Work to do:
Gather up every line from the entries below that uses the word "which".

Provided data:
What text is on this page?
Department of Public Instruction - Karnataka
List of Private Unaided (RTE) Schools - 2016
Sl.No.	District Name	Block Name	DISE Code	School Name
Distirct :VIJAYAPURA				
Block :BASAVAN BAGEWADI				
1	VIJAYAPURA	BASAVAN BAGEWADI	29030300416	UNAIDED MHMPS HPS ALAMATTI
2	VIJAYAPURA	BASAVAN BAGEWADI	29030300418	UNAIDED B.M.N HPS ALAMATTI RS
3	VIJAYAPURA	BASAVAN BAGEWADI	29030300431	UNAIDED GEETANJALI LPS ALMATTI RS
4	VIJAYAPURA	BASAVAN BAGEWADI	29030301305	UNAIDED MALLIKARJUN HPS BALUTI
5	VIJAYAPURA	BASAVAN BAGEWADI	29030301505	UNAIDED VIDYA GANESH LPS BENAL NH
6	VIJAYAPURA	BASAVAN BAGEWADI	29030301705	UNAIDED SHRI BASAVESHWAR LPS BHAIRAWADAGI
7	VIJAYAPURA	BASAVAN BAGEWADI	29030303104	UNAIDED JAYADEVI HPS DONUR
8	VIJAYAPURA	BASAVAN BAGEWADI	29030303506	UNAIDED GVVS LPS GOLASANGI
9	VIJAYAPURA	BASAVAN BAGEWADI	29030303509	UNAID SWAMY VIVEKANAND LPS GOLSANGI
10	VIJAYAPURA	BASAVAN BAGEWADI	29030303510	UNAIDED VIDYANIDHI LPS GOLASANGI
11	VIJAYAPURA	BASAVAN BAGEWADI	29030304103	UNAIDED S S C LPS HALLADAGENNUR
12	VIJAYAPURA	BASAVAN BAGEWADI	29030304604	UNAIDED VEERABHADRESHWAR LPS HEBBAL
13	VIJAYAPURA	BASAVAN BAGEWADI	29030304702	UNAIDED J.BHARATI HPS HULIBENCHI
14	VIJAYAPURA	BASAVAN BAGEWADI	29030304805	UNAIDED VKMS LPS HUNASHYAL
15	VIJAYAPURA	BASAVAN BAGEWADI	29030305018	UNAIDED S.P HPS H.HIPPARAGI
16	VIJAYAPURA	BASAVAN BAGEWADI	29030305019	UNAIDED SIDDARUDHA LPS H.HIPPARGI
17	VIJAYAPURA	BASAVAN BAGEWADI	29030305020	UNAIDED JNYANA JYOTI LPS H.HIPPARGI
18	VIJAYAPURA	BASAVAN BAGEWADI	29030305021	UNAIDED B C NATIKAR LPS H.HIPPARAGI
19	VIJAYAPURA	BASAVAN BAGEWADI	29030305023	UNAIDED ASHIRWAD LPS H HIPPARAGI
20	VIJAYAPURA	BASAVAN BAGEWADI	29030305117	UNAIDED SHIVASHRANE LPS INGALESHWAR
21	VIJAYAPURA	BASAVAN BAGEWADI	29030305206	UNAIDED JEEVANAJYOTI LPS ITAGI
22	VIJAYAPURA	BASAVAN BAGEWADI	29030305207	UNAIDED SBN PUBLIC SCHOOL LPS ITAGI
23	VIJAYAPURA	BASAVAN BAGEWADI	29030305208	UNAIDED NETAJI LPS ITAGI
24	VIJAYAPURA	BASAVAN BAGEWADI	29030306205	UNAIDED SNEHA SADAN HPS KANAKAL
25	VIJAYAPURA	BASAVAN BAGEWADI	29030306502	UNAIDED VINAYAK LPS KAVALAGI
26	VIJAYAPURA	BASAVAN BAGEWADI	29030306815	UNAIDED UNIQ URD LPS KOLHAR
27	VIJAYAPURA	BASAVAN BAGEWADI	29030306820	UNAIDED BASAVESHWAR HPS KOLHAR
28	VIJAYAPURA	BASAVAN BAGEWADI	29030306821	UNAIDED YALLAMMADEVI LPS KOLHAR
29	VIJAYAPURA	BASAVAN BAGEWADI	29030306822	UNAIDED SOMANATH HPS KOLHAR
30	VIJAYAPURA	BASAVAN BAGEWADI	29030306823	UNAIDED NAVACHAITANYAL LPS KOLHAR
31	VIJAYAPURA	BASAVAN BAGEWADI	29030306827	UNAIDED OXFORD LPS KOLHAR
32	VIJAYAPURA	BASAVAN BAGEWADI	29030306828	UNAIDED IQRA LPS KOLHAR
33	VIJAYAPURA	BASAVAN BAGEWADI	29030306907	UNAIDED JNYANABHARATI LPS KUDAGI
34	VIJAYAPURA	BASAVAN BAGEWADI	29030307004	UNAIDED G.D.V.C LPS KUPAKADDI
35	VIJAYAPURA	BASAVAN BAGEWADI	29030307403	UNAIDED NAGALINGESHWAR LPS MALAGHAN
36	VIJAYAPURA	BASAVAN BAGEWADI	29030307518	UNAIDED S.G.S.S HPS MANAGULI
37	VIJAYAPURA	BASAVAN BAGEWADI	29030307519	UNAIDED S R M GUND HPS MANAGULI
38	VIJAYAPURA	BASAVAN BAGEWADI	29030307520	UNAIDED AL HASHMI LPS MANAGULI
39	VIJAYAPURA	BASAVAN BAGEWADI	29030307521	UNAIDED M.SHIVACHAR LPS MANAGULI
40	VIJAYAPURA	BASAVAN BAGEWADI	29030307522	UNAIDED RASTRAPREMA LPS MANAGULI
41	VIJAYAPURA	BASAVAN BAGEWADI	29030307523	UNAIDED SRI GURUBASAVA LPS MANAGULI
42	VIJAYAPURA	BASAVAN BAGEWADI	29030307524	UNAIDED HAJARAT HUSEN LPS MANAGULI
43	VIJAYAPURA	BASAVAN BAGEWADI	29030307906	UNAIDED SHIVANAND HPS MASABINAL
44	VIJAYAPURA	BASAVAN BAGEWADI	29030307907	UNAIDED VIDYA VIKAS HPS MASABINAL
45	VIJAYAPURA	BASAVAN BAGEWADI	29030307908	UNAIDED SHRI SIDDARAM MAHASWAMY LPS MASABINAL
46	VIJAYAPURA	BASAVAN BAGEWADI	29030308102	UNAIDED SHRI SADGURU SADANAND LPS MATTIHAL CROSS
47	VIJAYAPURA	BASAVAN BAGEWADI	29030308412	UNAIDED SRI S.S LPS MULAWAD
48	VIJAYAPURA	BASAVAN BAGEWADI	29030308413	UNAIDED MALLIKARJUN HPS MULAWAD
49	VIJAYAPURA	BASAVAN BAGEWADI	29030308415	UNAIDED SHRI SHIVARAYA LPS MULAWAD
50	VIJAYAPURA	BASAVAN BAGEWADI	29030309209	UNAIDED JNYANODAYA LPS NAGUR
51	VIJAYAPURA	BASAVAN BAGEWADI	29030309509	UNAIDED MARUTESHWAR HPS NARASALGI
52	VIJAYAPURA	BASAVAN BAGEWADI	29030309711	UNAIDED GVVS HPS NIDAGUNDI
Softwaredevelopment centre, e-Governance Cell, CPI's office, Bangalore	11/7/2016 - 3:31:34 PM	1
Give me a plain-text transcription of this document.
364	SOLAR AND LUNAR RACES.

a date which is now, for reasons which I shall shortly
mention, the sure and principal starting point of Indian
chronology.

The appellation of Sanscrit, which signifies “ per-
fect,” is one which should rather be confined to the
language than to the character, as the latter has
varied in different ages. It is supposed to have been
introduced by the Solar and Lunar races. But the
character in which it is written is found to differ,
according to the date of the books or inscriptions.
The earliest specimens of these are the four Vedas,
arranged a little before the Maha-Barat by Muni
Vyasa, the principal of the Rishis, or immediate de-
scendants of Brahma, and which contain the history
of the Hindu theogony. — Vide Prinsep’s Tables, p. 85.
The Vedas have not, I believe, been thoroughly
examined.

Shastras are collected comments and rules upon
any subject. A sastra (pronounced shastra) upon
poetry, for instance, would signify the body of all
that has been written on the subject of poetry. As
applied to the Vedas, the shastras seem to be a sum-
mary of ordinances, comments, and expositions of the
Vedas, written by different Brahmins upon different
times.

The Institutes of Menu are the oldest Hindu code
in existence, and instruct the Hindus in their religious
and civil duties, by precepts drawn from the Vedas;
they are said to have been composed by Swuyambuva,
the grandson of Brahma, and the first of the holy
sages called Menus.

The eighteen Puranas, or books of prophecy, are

Output of the exercise:
a date which is now, for reasons which I shall shortly
The appellation of Sanscrit, which signifies “ per-
fect,” is one which should rather be confined to the
character in which it is written is found to differ,
scendants of Brahma, and which contain the history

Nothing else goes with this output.